◆ STATED GOAL
Write out every entry exactly as it appears.

◆ ENTRIES SUPPLIED
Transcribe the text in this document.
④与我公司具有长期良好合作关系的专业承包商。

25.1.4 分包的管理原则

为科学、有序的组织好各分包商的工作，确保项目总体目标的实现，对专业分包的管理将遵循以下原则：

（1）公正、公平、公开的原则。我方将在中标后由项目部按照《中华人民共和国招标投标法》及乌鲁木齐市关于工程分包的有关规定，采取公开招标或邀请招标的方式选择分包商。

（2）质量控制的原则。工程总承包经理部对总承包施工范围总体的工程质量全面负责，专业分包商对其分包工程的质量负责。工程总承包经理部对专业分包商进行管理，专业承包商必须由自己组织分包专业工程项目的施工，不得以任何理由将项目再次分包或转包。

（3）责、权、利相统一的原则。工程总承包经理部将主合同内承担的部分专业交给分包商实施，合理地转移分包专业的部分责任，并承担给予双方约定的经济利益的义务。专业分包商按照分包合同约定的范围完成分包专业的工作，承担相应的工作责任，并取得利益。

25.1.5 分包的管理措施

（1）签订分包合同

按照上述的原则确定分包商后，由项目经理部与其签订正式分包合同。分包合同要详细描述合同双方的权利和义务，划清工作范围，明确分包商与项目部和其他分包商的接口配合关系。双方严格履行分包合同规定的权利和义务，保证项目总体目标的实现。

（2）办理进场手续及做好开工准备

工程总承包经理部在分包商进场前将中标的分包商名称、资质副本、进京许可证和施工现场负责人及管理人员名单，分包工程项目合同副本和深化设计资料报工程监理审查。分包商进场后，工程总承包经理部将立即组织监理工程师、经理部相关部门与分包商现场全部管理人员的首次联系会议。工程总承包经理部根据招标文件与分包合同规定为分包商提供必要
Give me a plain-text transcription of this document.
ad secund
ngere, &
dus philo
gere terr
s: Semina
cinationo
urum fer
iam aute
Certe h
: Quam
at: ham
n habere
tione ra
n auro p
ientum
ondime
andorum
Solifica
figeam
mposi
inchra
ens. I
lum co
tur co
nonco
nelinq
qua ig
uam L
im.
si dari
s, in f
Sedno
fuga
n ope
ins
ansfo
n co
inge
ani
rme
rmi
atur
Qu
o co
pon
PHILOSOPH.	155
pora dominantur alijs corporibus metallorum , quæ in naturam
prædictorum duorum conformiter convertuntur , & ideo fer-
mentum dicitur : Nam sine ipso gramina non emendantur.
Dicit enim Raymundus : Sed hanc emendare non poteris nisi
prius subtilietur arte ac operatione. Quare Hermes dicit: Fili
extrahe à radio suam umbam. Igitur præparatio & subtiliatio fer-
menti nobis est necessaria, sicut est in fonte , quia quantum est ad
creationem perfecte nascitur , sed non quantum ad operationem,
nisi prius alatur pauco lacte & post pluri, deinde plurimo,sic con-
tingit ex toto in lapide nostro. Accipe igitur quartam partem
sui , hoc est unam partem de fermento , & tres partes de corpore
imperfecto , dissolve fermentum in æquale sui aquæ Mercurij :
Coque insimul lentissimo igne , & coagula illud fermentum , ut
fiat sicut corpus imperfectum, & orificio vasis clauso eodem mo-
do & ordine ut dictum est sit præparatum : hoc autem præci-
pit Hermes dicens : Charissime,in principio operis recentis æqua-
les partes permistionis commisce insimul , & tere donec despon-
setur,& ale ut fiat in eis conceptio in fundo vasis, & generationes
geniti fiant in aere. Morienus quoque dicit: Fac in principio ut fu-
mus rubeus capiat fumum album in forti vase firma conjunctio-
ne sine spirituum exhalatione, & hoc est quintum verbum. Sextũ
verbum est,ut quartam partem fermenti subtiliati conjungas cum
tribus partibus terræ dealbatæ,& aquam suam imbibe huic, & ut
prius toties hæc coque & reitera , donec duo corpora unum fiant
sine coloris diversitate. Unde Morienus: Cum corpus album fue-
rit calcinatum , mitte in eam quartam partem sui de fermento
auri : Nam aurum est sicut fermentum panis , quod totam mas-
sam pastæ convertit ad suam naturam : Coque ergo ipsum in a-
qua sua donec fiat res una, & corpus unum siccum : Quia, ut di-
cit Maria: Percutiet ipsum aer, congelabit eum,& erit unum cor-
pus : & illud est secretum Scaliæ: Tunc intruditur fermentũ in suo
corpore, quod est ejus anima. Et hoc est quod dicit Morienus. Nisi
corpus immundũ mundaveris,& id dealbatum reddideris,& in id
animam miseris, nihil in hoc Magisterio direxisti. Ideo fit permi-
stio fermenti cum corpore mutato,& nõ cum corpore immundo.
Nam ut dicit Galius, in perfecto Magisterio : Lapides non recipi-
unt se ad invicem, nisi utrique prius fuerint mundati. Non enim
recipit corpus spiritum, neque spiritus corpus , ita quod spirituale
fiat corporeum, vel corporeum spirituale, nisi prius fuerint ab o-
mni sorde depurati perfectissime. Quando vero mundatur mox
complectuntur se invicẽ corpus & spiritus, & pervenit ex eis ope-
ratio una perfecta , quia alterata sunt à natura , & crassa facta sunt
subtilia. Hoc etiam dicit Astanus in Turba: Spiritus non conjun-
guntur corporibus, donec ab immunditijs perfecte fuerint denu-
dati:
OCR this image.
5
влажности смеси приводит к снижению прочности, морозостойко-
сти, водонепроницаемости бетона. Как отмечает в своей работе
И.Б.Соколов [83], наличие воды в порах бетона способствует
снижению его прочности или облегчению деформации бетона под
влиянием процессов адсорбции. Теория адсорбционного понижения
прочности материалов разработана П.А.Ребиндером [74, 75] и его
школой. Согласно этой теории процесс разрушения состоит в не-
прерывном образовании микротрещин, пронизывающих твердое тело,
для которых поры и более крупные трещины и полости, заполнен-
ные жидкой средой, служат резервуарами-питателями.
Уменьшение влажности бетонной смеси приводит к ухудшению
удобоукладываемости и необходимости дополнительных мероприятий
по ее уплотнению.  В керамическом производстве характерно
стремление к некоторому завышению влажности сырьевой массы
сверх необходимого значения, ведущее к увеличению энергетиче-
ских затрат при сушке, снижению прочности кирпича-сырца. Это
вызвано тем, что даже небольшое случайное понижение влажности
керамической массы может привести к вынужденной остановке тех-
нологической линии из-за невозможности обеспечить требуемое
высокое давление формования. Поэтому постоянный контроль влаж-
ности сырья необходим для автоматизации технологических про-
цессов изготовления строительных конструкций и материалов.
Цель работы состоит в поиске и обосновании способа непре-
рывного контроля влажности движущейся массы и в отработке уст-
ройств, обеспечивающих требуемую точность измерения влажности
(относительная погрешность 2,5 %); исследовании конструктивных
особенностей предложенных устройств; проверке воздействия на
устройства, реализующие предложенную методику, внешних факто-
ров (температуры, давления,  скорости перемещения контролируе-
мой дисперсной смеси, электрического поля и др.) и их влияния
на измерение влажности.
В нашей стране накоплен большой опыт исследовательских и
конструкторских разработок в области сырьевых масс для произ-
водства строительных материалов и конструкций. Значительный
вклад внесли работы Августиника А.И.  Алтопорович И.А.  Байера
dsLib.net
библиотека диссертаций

◆ OUTPUT FOR THIS TASK
Transcribe the text in this document.
④与我公司具有长期良好合作关系的专业承包商。

25.1.4 分包的管理原则

为科学、有序的组织好各分包商的工作，确保项目总体目标的实现，对专业分包的管理将遵循以下原则：

（1）公正、公平、公开的原则。我方将在中标后由项目部按照《中华人民共和国招标投标法》及乌鲁木齐市关于工程分包的有关规定，采取公开招标或邀请招标的方式选择分包商。

（2）质量控制的原则。工程总承包经理部对总承包施工范围总体的工程质量全面负责，专业分包商对其分包工程的质量负责。工程总承包经理部对专业分包商进行管理，专业承包商必须由自己组织分包专业工程项目的施工，不得以任何理由将项目再次分包或转包。

（3）责、权、利相统一的原则。工程总承包经理部将主合同内承担的部分专业交给分包商实施，合理地转移分包专业的部分责任，并承担给予双方约定的经济利益的义务。专业分包商按照分包合同约定的范围完成分包专业的工作，承担相应的工作责任，并取得利益。

25.1.5 分包的管理措施

（1）签订分包合同

按照上述的原则确定分包商后，由项目经理部与其签订正式分包合同。分包合同要详细描述合同双方的权利和义务，划清工作范围，明确分包商与项目部和其他分包商的接口配合关系。双方严格履行分包合同规定的权利和义务，保证项目总体目标的实现。

（2）办理进场手续及做好开工准备

工程总承包经理部在分包商进场前将中标的分包商名称、资质副本、进京许可证和施工现场负责人及管理人员名单，分包工程项目合同副本和深化设计资料报工程监理审查。分包商进场后，工程总承包经理部将立即组织监理工程师、经理部相关部门与分包商现场全部管理人员的首次联系会议。工程总承包经理部根据招标文件与分包合同规定为分包商提供必要
Give me a plain-text transcription of this document.
ad secund
ngere, &
dus philo
gere terr
s: Semina
cinationo
urum fer
iam aute
Certe h
: Quam
at: ham
n habere
tione ra
n auro p
ientum
ondime
andorum
Solifica
figeam
mposi
inchra
ens. I
lum co
tur co
nonco
nelinq
qua ig
uam L
im.
si dari
s, in f
Sedno
fuga
n ope
ins
ansfo
n co
inge
ani
rme
rmi
atur
Qu
o co
pon
PHILOSOPH.	155
pora dominantur alijs corporibus metallorum , quæ in naturam
prædictorum duorum conformiter convertuntur , & ideo fer-
mentum dicitur : Nam sine ipso gramina non emendantur.
Dicit enim Raymundus : Sed hanc emendare non poteris nisi
prius subtilietur arte ac operatione. Quare Hermes dicit: Fili
extrahe à radio suam umbam. Igitur præparatio & subtiliatio fer-
menti nobis est necessaria, sicut est in fonte , quia quantum est ad
creationem perfecte nascitur , sed non quantum ad operationem,
nisi prius alatur pauco lacte & post pluri, deinde plurimo,sic con-
tingit ex toto in lapide nostro. Accipe igitur quartam partem
sui , hoc est unam partem de fermento , & tres partes de corpore
imperfecto , dissolve fermentum in æquale sui aquæ Mercurij :
Coque insimul lentissimo igne , & coagula illud fermentum , ut
fiat sicut corpus imperfectum, & orificio vasis clauso eodem mo-
do & ordine ut dictum est sit præparatum : hoc autem præci-
pit Hermes dicens : Charissime,in principio operis recentis æqua-
les partes permistionis commisce insimul , & tere donec despon-
setur,& ale ut fiat in eis conceptio in fundo vasis, & generationes
geniti fiant in aere. Morienus quoque dicit: Fac in principio ut fu-
mus rubeus capiat fumum album in forti vase firma conjunctio-
ne sine spirituum exhalatione, & hoc est quintum verbum. Sextũ
verbum est,ut quartam partem fermenti subtiliati conjungas cum
tribus partibus terræ dealbatæ,& aquam suam imbibe huic, & ut
prius toties hæc coque & reitera , donec duo corpora unum fiant
sine coloris diversitate. Unde Morienus: Cum corpus album fue-
rit calcinatum , mitte in eam quartam partem sui de fermento
auri : Nam aurum est sicut fermentum panis , quod totam mas-
sam pastæ convertit ad suam naturam : Coque ergo ipsum in a-
qua sua donec fiat res una, & corpus unum siccum : Quia, ut di-
cit Maria: Percutiet ipsum aer, congelabit eum,& erit unum cor-
pus : & illud est secretum Scaliæ: Tunc intruditur fermentũ in suo
corpore, quod est ejus anima. Et hoc est quod dicit Morienus. Nisi
corpus immundũ mundaveris,& id dealbatum reddideris,& in id
animam miseris, nihil in hoc Magisterio direxisti. Ideo fit permi-
stio fermenti cum corpore mutato,& nõ cum corpore immundo.
Nam ut dicit Galius, in perfecto Magisterio : Lapides non recipi-
unt se ad invicem, nisi utrique prius fuerint mundati. Non enim
recipit corpus spiritum, neque spiritus corpus , ita quod spirituale
fiat corporeum, vel corporeum spirituale, nisi prius fuerint ab o-
mni sorde depurati perfectissime. Quando vero mundatur mox
complectuntur se invicẽ corpus & spiritus, & pervenit ex eis ope-
ratio una perfecta , quia alterata sunt à natura , & crassa facta sunt
subtilia. Hoc etiam dicit Astanus in Turba: Spiritus non conjun-
guntur corporibus, donec ab immunditijs perfecte fuerint denu-
dati:
OCR this image.
5
влажности смеси приводит к снижению прочности, морозостойко-
сти, водонепроницаемости бетона. Как отмечает в своей работе
И.Б.Соколов [83], наличие воды в порах бетона способствует
снижению его прочности или облегчению деформации бетона под
влиянием процессов адсорбции. Теория адсорбционного понижения
прочности материалов разработана П.А.Ребиндером [74, 75] и его
школой. Согласно этой теории процесс разрушения состоит в не-
прерывном образовании микротрещин, пронизывающих твердое тело,
для которых поры и более крупные трещины и полости, заполнен-
ные жидкой средой, служат резервуарами-питателями.
Уменьшение влажности бетонной смеси приводит к ухудшению
удобоукладываемости и необходимости дополнительных мероприятий
по ее уплотнению.  В керамическом производстве характерно
стремление к некоторому завышению влажности сырьевой массы
сверх необходимого значения, ведущее к увеличению энергетиче-
ских затрат при сушке, снижению прочности кирпича-сырца. Это
вызвано тем, что даже небольшое случайное понижение влажности
керамической массы может привести к вынужденной остановке тех-
нологической линии из-за невозможности обеспечить требуемое
высокое давление формования. Поэтому постоянный контроль влаж-
ности сырья необходим для автоматизации технологических про-
цессов изготовления строительных конструкций и материалов.
Цель работы состоит в поиске и обосновании способа непре-
рывного контроля влажности движущейся массы и в отработке уст-
ройств, обеспечивающих требуемую точность измерения влажности
(относительная погрешность 2,5 %); исследовании конструктивных
особенностей предложенных устройств; проверке воздействия на
устройства, реализующие предложенную методику, внешних факто-
ров (температуры, давления,  скорости перемещения контролируе-
мой дисперсной смеси, электрического поля и др.) и их влияния
на измерение влажности.
В нашей стране накоплен большой опыт исследовательских и
конструкторских разработок в области сырьевых масс для произ-
водства строительных материалов и конструкций. Значительный
вклад внесли работы Августиника А.И.  Алтопорович И.А.  Байера
dsLib.net
библиотека диссертаций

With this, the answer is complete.